#### [TASK GOAL]
Repeat the material exactly, every line of it.

#### [EXERCISE INPUTS]
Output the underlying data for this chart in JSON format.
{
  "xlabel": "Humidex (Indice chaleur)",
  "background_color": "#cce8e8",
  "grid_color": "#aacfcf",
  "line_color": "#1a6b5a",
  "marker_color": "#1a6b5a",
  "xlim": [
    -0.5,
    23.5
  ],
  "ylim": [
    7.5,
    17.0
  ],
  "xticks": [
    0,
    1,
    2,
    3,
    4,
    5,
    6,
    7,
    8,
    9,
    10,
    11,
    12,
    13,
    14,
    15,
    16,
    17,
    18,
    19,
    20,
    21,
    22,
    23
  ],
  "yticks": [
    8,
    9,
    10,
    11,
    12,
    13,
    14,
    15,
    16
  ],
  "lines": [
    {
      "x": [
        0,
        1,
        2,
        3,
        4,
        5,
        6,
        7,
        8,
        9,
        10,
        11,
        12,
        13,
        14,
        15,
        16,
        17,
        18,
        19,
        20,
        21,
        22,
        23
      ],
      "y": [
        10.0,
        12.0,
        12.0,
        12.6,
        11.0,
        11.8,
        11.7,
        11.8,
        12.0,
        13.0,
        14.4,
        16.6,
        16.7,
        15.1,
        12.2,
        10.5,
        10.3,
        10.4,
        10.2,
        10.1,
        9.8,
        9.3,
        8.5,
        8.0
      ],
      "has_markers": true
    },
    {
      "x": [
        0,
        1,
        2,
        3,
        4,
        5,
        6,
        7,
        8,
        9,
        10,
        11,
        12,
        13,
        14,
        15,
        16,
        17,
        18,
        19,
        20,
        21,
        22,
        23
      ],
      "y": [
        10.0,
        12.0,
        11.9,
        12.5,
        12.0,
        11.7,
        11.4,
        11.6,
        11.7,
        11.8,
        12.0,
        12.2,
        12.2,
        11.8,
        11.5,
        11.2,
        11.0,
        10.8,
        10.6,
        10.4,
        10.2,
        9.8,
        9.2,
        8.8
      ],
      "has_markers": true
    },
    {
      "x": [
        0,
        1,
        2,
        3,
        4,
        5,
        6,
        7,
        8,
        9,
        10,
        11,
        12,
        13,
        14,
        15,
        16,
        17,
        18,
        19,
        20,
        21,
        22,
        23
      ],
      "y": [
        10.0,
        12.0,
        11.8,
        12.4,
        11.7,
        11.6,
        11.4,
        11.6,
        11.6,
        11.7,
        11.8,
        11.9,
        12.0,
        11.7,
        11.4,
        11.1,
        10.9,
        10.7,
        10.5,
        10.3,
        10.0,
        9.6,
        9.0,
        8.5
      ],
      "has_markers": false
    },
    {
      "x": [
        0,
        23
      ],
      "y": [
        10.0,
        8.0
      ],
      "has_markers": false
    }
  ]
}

#### [PROBLEM SOLUTION]
Output the underlying data for this chart in JSON format.
{
  "xlabel": "Humidex (Indice chaleur)",
  "background_color": "#cce8e8",
  "grid_color": "#aacfcf",
  "line_color": "#1a6b5a",
  "marker_color": "#1a6b5a",
  "xlim": [
    -0.5,
    23.5
  ],
  "ylim": [
    7.5,
    17.0
  ],
  "xticks": [
    0,
    1,
    2,
    3,
    4,
    5,
    6,
    7,
    8,
    9,
    10,
    11,
    12,
    13,
    14,
    15,
    16,
    17,
    18,
    19,
    20,
    21,
    22,
    23
  ],
  "yticks": [
    8,
    9,
    10,
    11,
    12,
    13,
    14,
    15,
    16
  ],
  "lines": [
    {
      "x": [
        0,
        1,
        2,
        3,
        4,
        5,
        6,
        7,
        8,
        9,
        10,
        11,
        12,
        13,
        14,
        15,
        16,
        17,
        18,
        19,
        20,
        21,
        22,
        23
      ],
      "y": [
        10.0,
        12.0,
        12.0,
        12.6,
        11.0,
        11.8,
        11.7,
        11.8,
        12.0,
        13.0,
        14.4,
        16.6,
        16.7,
        15.1,
        12.2,
        10.5,
        10.3,
        10.4,
        10.2,
        10.1,
        9.8,
        9.3,
        8.5,
        8.0
      ],
      "has_markers": true
    },
    {
      "x": [
        0,
        1,
        2,
        3,
        4,
        5,
        6,
        7,
        8,
        9,
        10,
        11,
        12,
        13,
        14,
        15,
        16,
        17,
        18,
        19,
        20,
        21,
        22,
        23
      ],
      "y": [
        10.0,
        12.0,
        11.9,
        12.5,
        12.0,
        11.7,
        11.4,
        11.6,
        11.7,
        11.8,
        12.0,
        12.2,
        12.2,
        11.8,
        11.5,
        11.2,
        11.0,
        10.8,
        10.6,
        10.4,
        10.2,
        9.8,
        9.2,
        8.8
      ],
      "has_markers": true
    },
    {
      "x": [
        0,
        1,
        2,
        3,
        4,
        5,
        6,
        7,
        8,
        9,
        10,
        11,
        12,
        13,
        14,
        15,
        16,
        17,
        18,
        19,
        20,
        21,
        22,
        23
      ],
      "y": [
        10.0,
        12.0,
        11.8,
        12.4,
        11.7,
        11.6,
        11.4,
        11.6,
        11.6,
        11.7,
        11.8,
        11.9,
        12.0,
        11.7,
        11.4,
        11.1,
        10.9,
        10.7,
        10.5,
        10.3,
        10.0,
        9.6,
        9.0,
        8.5
      ],
      "has_markers": false
    },
    {
      "x": [
        0,
        23
      ],
      "y": [
        10.0,
        8.0
      ],
      "has_markers": false
    }
  ]
}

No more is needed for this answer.